> [Work to be completed] Reproduce the records below exactly as given.
[START Items]
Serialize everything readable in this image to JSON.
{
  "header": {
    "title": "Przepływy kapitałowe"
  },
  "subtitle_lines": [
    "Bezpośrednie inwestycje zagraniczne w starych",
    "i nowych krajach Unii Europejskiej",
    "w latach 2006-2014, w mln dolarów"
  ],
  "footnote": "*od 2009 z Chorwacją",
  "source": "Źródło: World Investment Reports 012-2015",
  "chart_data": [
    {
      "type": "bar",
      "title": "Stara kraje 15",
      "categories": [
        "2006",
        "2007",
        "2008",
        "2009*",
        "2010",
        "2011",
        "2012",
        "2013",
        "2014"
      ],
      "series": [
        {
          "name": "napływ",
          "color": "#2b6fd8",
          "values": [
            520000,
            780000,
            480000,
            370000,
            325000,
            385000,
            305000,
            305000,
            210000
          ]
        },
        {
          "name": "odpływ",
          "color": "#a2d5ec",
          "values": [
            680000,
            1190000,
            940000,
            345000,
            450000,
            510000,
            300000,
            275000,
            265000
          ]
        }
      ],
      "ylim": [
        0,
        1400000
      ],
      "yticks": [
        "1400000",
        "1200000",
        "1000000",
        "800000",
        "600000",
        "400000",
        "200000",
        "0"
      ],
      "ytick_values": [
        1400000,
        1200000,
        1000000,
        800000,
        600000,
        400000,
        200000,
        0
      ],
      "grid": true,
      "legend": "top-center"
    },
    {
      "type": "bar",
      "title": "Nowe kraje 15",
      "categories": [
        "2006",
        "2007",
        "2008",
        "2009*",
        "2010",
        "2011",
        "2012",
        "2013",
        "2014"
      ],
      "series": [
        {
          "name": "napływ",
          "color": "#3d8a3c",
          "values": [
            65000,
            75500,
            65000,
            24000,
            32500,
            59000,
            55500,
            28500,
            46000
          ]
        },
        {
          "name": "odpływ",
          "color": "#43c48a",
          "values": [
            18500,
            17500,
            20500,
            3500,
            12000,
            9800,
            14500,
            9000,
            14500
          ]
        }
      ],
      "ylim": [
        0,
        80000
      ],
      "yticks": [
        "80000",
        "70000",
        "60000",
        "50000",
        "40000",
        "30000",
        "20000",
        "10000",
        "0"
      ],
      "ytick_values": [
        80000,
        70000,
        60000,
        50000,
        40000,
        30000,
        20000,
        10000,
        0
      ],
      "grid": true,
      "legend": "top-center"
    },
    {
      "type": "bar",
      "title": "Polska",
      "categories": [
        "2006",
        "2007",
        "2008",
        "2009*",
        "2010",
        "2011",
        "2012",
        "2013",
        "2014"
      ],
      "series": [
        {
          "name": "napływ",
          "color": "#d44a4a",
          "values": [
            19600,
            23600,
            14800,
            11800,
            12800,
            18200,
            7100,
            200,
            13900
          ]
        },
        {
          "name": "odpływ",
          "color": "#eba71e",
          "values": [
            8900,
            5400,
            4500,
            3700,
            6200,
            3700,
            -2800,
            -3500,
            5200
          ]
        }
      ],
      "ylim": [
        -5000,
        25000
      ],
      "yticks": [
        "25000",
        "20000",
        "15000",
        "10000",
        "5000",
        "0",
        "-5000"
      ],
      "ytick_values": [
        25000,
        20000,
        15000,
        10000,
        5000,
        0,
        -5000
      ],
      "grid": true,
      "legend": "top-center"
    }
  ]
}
[END Items]
> [Finished answer]
Serialize everything readable in this image to JSON.
{
  "header": {
    "title": "Przepływy kapitałowe"
  },
  "subtitle_lines": [
    "Bezpośrednie inwestycje zagraniczne w starych",
    "i nowych krajach Unii Europejskiej",
    "w latach 2006-2014, w mln dolarów"
  ],
  "footnote": "*od 2009 z Chorwacją",
  "source": "Źródło: World Investment Reports 012-2015",
  "chart_data": [
    {
      "type": "bar",
      "title": "Stara kraje 15",
      "categories": [
        "2006",
        "2007",
        "2008",
        "2009*",
        "2010",
        "2011",
        "2012",
        "2013",
        "2014"
      ],
      "series": [
        {
          "name": "napływ",
          "color": "#2b6fd8",
          "values": [
            520000,
            780000,
            480000,
            370000,
            325000,
            385000,
            305000,
            305000,
            210000
          ]
        },
        {
          "name": "odpływ",
          "color": "#a2d5ec",
          "values": [
            680000,
            1190000,
            940000,
            345000,
            450000,
            510000,
            300000,
            275000,
            265000
          ]
        }
      ],
      "ylim": [
        0,
        1400000
      ],
      "yticks": [
        "1400000",
        "1200000",
        "1000000",
        "800000",
        "600000",
        "400000",
        "200000",
        "0"
      ],
      "ytick_values": [
        1400000,
        1200000,
        1000000,
        800000,
        600000,
        400000,
        200000,
        0
      ],
      "grid": true,
      "legend": "top-center"
    },
    {
      "type": "bar",
      "title": "Nowe kraje 15",
      "categories": [
        "2006",
        "2007",
        "2008",
        "2009*",
        "2010",
        "2011",
        "2012",
        "2013",
        "2014"
      ],
      "series": [
        {
          "name": "napływ",
          "color": "#3d8a3c",
          "values": [
            65000,
            75500,
            65000,
            24000,
            32500,
            59000,
            55500,
            28500,
            46000
          ]
        },
        {
          "name": "odpływ",
          "color": "#43c48a",
          "values": [
            18500,
            17500,
            20500,
            3500,
            12000,
            9800,
            14500,
            9000,
            14500
          ]
        }
      ],
      "ylim": [
        0,
        80000
      ],
      "yticks": [
        "80000",
        "70000",
        "60000",
        "50000",
        "40000",
        "30000",
        "20000",
        "10000",
        "0"
      ],
      "ytick_values": [
        80000,
        70000,
        60000,
        50000,
        40000,
        30000,
        20000,
        10000,
        0
      ],
      "grid": true,
      "legend": "top-center"
    },
    {
      "type": "bar",
      "title": "Polska",
      "categories": [
        "2006",
        "2007",
        "2008",
        "2009*",
        "2010",
        "2011",
        "2012",
        "2013",
        "2014"
      ],
      "series": [
        {
          "name": "napływ",
          "color": "#d44a4a",
          "values": [
            19600,
            23600,
            14800,
            11800,
            12800,
            18200,
            7100,
            200,
            13900
          ]
        },
        {
          "name": "odpływ",
          "color": "#eba71e",
          "values": [
            8900,
            5400,
            4500,
            3700,
            6200,
            3700,
            -2800,
            -3500,
            5200
          ]
        }
      ],
      "ylim": [
        -5000,
        25000
      ],
      "yticks": [
        "25000",
        "20000",
        "15000",
        "10000",
        "5000",
        "0",
        "-5000"
      ],
      "ytick_values": [
        25000,
        20000,
        15000,
        10000,
        5000,
        0,
        -5000
      ],
      "grid": true,
      "legend": "top-center"
    }
  ]
}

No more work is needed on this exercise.